**WHAT TO WORK ON**
Quote all entries in full, exactly.

**LISTED ENTRIES**
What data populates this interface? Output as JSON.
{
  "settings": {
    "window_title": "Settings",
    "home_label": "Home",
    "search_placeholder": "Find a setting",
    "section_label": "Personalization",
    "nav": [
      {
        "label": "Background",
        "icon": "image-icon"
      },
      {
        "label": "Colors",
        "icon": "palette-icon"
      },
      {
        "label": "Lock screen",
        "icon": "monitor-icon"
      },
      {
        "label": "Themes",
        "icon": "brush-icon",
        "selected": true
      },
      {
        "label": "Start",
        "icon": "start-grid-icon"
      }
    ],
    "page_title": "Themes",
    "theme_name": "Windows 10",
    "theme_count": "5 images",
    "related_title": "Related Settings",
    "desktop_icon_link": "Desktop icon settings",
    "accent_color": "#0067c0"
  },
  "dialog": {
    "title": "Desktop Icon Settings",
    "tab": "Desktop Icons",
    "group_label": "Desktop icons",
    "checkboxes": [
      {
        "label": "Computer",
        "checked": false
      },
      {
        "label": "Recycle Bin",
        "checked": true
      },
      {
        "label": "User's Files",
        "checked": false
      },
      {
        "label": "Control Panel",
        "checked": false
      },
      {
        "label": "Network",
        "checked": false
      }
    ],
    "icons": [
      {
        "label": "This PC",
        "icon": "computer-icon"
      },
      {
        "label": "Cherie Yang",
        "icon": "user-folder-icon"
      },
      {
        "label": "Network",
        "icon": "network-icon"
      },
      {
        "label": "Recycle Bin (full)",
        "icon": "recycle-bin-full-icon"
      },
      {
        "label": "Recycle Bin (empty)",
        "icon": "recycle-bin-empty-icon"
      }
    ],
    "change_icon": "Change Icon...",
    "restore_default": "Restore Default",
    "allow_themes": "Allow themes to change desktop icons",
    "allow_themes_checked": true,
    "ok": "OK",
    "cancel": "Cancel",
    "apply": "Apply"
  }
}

**EXERCISE OUTPUT**
What data populates this interface? Output as JSON.
{
  "settings": {
    "window_title": "Settings",
    "home_label": "Home",
    "search_placeholder": "Find a setting",
    "section_label": "Personalization",
    "nav": [
      {
        "label": "Background",
        "icon": "image-icon"
      },
      {
        "label": "Colors",
        "icon": "palette-icon"
      },
      {
        "label": "Lock screen",
        "icon": "monitor-icon"
      },
      {
        "label": "Themes",
        "icon": "brush-icon",
        "selected": true
      },
      {
        "label": "Start",
        "icon": "start-grid-icon"
      }
    ],
    "page_title": "Themes",
    "theme_name": "Windows 10",
    "theme_count": "5 images",
    "related_title": "Related Settings",
    "desktop_icon_link": "Desktop icon settings",
    "accent_color": "#0067c0"
  },
  "dialog": {
    "title": "Desktop Icon Settings",
    "tab": "Desktop Icons",
    "group_label": "Desktop icons",
    "checkboxes": [
      {
        "label": "Computer",
        "checked": false
      },
      {
        "label": "Recycle Bin",
        "checked": true
      },
      {
        "label": "User's Files",
        "checked": false
      },
      {
        "label": "Control Panel",
        "checked": false
      },
      {
        "label": "Network",
        "checked": false
      }
    ],
    "icons": [
      {
        "label": "This PC",
        "icon": "computer-icon"
      },
      {
        "label": "Cherie Yang",
        "icon": "user-folder-icon"
      },
      {
        "label": "Network",
        "icon": "network-icon"
      },
      {
        "label": "Recycle Bin (full)",
        "icon": "recycle-bin-full-icon"
      },
      {
        "label": "Recycle Bin (empty)",
        "icon": "recycle-bin-empty-icon"
      }
    ],
    "change_icon": "Change Icon...",
    "restore_default": "Restore Default",
    "allow_themes": "Allow themes to change desktop icons",
    "allow_themes_checked": true,
    "ok": "OK",
    "cancel": "Cancel",
    "apply": "Apply"
  }
}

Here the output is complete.